Source records:
※
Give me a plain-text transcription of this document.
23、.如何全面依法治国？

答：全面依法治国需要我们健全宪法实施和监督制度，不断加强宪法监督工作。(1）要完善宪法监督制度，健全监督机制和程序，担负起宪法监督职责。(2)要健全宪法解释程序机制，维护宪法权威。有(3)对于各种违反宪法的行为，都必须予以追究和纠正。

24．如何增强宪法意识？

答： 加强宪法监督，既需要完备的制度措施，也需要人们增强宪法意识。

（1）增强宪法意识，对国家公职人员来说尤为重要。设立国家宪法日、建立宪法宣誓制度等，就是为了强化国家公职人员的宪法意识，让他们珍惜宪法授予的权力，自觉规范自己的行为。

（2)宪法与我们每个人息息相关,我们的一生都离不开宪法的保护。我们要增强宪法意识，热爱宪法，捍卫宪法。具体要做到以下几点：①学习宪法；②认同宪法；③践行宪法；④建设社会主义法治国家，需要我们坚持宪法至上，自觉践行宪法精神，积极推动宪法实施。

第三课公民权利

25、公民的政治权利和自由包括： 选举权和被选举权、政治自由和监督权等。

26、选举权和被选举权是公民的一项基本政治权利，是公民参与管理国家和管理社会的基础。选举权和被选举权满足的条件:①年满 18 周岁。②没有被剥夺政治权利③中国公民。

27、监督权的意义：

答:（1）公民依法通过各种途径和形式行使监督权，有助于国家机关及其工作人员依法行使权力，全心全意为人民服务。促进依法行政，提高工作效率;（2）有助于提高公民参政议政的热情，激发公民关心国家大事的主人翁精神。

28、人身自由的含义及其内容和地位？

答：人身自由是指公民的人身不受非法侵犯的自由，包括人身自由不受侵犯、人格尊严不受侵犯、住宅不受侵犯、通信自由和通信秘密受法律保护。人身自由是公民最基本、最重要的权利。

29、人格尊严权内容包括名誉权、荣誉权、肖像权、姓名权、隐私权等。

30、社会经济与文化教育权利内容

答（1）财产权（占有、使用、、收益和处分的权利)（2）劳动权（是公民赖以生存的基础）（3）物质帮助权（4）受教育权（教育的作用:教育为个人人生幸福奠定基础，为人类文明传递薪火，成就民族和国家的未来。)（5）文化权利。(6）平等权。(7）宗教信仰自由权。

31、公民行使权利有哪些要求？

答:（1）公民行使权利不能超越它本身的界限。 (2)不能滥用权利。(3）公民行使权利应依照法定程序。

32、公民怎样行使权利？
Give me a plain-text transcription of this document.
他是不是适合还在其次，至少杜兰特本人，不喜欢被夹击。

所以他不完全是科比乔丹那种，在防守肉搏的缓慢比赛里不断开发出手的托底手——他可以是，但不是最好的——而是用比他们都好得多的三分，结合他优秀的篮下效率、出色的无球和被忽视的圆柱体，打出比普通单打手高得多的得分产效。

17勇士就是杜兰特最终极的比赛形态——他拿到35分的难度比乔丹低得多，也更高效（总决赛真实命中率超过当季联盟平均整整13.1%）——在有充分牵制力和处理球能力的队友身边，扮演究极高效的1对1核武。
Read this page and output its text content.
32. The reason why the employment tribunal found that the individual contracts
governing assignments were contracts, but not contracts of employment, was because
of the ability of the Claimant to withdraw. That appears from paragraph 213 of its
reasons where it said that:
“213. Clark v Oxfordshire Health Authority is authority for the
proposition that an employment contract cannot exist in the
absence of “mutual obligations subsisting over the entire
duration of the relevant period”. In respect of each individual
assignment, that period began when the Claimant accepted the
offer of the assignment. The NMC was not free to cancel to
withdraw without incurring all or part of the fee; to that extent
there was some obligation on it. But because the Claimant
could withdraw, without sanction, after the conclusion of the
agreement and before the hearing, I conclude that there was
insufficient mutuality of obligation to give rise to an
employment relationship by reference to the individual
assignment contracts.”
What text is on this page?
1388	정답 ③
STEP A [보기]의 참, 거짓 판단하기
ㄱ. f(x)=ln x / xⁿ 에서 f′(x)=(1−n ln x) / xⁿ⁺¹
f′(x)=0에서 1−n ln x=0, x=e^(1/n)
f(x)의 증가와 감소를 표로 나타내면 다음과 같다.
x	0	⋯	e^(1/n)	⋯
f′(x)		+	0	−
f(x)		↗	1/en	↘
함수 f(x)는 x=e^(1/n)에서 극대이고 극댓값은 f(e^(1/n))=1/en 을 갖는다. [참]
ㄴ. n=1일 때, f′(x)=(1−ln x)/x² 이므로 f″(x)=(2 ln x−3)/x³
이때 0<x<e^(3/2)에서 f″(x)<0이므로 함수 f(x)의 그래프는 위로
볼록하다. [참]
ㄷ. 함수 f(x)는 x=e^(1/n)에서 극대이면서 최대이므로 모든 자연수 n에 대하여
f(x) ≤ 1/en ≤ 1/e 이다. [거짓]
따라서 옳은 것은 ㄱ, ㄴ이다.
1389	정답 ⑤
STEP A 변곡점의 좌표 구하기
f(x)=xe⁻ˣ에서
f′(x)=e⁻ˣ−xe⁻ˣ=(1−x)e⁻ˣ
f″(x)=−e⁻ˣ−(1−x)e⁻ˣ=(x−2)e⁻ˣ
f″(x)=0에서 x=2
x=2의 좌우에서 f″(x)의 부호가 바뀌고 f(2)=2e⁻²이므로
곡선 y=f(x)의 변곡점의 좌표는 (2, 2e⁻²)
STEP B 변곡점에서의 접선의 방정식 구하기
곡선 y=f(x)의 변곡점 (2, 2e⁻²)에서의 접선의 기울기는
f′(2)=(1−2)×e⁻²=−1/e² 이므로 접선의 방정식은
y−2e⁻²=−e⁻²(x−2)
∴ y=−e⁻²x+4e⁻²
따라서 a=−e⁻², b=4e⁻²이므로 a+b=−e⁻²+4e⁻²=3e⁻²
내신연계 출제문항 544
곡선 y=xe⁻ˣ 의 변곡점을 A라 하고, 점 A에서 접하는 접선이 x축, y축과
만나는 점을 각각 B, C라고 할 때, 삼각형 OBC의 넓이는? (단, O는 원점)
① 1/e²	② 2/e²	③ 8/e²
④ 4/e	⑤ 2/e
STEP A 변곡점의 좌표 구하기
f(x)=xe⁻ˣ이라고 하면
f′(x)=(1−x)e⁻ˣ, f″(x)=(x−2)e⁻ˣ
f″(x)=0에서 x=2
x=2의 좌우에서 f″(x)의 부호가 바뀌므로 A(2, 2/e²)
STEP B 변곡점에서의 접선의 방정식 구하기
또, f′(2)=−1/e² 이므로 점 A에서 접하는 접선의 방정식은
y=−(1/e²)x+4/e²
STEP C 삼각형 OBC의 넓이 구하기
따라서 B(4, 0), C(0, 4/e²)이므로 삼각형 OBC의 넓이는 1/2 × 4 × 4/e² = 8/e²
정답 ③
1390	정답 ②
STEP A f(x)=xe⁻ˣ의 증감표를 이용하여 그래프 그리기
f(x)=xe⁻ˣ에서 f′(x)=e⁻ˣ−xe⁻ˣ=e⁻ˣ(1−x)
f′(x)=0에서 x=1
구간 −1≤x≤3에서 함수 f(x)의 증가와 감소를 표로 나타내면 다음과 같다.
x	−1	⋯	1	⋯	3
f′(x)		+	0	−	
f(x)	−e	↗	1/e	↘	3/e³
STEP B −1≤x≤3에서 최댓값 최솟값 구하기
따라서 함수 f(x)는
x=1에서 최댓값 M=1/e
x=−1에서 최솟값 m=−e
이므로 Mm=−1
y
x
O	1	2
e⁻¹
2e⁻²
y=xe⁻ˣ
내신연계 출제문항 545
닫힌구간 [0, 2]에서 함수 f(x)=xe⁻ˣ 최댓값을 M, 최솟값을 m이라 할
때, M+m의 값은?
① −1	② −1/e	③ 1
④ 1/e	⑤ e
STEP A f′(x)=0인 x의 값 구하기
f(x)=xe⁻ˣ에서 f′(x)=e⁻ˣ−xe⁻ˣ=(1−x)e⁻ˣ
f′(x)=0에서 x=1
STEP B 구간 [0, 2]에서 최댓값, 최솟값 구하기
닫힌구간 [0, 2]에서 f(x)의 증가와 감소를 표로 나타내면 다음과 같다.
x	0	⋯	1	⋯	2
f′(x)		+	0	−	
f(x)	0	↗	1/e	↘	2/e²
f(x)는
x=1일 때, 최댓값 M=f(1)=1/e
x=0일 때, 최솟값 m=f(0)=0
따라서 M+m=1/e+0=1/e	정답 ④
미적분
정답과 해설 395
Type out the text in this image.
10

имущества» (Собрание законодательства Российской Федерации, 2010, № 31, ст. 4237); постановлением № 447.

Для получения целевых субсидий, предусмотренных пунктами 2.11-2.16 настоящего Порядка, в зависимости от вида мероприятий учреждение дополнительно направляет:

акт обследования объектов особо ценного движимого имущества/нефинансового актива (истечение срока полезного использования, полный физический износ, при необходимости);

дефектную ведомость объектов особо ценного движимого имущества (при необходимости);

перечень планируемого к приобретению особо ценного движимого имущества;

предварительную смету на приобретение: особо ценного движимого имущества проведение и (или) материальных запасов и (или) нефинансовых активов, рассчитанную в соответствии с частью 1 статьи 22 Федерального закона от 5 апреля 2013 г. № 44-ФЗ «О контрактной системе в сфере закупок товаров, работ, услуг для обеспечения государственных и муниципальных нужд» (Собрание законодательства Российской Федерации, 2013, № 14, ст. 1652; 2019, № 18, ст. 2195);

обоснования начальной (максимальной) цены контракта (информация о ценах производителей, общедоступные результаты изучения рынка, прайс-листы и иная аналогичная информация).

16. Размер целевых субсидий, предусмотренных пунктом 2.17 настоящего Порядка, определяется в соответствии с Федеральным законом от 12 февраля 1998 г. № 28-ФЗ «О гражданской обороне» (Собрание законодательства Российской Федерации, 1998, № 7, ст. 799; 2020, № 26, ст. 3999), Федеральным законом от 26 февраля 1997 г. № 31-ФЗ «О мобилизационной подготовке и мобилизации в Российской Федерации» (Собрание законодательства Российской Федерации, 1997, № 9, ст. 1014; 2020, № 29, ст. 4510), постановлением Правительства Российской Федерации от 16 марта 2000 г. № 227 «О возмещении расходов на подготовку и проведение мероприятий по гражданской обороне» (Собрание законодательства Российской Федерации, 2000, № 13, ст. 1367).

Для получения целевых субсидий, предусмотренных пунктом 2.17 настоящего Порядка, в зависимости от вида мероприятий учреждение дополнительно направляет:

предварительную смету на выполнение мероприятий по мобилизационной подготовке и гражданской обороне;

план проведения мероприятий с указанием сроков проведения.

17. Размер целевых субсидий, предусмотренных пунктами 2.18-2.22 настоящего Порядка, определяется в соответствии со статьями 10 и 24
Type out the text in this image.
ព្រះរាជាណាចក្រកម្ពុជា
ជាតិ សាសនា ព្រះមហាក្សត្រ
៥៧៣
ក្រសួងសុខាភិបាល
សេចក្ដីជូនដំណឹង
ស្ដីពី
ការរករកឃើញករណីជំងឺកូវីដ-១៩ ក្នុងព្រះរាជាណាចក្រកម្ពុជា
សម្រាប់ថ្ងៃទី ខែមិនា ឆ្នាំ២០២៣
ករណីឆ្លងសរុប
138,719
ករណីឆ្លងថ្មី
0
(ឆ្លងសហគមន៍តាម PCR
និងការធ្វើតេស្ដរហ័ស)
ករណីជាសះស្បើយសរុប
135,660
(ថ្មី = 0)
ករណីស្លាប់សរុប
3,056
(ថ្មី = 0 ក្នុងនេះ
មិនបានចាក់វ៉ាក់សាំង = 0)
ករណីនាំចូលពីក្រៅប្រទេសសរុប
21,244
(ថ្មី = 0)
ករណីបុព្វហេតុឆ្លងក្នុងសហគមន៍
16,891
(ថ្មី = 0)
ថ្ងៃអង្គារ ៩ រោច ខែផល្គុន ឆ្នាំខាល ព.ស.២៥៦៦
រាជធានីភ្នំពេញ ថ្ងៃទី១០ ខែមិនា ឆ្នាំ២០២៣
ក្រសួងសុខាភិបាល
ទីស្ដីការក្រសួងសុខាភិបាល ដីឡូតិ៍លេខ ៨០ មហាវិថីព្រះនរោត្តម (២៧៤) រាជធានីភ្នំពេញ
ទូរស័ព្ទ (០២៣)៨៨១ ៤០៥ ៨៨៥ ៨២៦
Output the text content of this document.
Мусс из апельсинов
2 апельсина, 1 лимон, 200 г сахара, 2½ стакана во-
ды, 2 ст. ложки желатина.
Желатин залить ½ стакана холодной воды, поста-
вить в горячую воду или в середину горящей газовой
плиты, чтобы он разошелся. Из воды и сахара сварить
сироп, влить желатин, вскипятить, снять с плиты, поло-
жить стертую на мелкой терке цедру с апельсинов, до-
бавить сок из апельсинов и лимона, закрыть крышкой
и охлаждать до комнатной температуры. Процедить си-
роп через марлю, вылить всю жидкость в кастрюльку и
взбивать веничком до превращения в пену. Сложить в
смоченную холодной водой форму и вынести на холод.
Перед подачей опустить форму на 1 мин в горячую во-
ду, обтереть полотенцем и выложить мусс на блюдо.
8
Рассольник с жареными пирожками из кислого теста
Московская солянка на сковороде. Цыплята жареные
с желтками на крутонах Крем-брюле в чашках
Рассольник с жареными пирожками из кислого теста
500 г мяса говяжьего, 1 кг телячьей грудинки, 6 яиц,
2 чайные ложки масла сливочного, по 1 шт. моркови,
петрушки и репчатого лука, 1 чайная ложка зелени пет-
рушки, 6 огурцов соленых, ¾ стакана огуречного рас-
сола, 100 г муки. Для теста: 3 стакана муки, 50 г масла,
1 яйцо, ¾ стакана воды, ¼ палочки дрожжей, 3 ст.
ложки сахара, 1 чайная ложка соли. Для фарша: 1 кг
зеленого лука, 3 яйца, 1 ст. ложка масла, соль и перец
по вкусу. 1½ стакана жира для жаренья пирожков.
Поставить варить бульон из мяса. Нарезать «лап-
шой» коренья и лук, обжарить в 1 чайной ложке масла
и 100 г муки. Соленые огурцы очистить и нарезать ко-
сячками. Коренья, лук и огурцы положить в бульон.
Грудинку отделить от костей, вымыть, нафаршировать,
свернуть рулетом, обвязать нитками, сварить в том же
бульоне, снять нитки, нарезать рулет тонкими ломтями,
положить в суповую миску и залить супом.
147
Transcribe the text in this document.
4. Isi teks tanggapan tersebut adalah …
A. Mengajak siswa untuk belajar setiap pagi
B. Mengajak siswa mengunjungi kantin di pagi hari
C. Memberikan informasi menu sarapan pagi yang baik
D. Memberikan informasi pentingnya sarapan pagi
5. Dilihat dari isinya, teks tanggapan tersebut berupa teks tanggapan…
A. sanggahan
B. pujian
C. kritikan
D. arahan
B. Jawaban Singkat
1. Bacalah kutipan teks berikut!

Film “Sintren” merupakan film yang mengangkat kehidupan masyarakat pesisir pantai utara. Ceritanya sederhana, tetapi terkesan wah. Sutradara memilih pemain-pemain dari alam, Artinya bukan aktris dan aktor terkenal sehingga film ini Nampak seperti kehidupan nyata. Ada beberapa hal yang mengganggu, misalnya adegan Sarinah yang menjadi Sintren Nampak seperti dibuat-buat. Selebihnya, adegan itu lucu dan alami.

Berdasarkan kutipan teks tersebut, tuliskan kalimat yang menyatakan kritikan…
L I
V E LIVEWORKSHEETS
※
* AIM OF THE EXERCISE
Search the data for the string "апельсинов". List each line that has it.

* COMPLETE OUTPUT
Мусс из апельсинов
жить стертую на мелкой терке цедру с апельсинов, до-
бавить сок из апельсинов и лимона, закрыть крышкой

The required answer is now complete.